State v. Wharton
This text of 996 So. 2d 701 (State v. Wharton) is published on Counsel Stack Legal Research, covering Louisiana Court of Appeal primary law. Counsel Stack provides free access to over 12 million legal documents including statutes, case law, regulations, and constitutions.
Opinion
STATE OF LOUISIANA
v.
JAMES HARRIS WHARTON
Court of Appeal of Louisiana, First Circuit.
Doug Moreau, District Attorney, Baton Rouge, LA, Dana Cummings Allison Miller Rutzen, Assistant District Attorneys, Baton Rouge, LA, Counsel for Plaintiff/Appellee State of Louisiana.
Frederic Kroenke, Louisiana Appellate Project, Baton Rouge, LA, Counsel for Defendant/Appellant James Harris Wharton.
Before: PETTIGREW, McDONALD, and HUGHES, JJ.
HUGHES, J.
The defendant, James Harris Wharton, was charged by bill of information with one count of purse snatching, a violation of LSA-R.S. 14:65.1, and pled not guilty. Following a jury trial, he was found guilty as charged. Thereafter, the State filed a habitual offender bill of information against the defendant, alleging that he was a third-felony habitual offender.[1] Following a hearing, he was adjudged a thirdfelony habitual offender, under LSA-R.S. 15:529.l(A)(l)(b)(ii), and was sentenced to imprisonment for the remainder of his natural life without benefit of parole, probation, or suspension of sentence. He now appeals, claiming that the trial court imposed an unconstitutionally excessive sentence and that defense counsel was ineffective for failing to file a motion to reconsider sentence. We affirm the conviction, the habitual offender adjudication, and the sentence.

------------------------

Answer these questions about the State v. Wharton opinion:
1. Which court decided the case?
2. Who served as counsel for the defendant?
3. What crime was the defendant charged with in the bill of information?

Raw records
------------------------

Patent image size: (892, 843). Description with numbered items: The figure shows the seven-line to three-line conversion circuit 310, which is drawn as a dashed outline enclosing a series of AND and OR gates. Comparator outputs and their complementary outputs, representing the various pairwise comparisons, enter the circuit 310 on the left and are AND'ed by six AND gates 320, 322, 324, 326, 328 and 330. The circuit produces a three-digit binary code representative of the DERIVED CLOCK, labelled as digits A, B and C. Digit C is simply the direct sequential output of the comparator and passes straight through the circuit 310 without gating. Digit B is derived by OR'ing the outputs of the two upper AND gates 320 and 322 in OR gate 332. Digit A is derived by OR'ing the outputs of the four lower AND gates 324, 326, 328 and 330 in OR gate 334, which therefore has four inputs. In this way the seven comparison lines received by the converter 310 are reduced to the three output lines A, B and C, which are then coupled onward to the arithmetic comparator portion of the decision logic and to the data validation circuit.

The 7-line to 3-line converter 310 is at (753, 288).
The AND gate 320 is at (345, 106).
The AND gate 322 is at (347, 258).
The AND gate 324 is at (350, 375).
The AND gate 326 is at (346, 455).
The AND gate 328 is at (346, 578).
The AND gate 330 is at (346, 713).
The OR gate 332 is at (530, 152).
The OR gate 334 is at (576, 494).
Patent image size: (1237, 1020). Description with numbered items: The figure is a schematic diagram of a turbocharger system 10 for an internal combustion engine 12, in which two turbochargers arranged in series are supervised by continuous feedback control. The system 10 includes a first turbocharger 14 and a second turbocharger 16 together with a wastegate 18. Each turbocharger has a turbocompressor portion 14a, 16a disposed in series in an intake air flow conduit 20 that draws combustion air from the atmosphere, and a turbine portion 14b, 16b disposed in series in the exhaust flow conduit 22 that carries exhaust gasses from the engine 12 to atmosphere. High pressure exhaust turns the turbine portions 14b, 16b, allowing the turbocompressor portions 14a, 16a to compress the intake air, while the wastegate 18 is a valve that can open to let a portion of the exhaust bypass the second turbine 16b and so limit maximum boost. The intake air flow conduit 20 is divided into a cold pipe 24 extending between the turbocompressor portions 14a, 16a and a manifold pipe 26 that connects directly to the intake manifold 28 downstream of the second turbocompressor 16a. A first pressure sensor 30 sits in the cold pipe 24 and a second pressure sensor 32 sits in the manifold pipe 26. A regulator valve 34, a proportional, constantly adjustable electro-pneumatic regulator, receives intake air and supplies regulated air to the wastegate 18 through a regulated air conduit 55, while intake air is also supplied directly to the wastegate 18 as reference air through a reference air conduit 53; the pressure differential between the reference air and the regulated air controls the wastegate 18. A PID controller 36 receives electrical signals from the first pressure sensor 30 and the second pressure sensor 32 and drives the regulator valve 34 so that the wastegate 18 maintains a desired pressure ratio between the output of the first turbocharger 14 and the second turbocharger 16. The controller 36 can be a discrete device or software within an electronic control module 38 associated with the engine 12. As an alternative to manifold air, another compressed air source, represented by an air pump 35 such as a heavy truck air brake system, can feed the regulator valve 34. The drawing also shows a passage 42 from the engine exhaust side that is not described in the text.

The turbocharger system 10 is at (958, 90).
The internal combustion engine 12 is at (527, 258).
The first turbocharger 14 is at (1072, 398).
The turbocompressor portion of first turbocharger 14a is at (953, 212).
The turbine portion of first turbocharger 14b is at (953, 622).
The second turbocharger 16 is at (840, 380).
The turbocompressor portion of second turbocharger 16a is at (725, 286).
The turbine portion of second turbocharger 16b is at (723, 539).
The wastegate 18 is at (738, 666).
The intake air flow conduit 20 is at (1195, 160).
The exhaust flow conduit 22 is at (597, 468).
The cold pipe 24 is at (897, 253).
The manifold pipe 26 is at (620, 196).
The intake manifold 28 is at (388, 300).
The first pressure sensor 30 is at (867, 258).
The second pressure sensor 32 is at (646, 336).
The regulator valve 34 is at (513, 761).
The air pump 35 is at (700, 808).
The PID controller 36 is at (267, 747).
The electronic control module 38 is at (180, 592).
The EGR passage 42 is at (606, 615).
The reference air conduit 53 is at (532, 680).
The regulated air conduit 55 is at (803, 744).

------------------------

◆ COMPLETE ANSWER
1. The Court of Appeal of Louisiana, First Circuit.
2. Frederic Kroenke, Louisiana Appellate Project, Baton Rouge, LA.
3. One count of purse snatching, a violation of LSA-R.S. 14:65.1.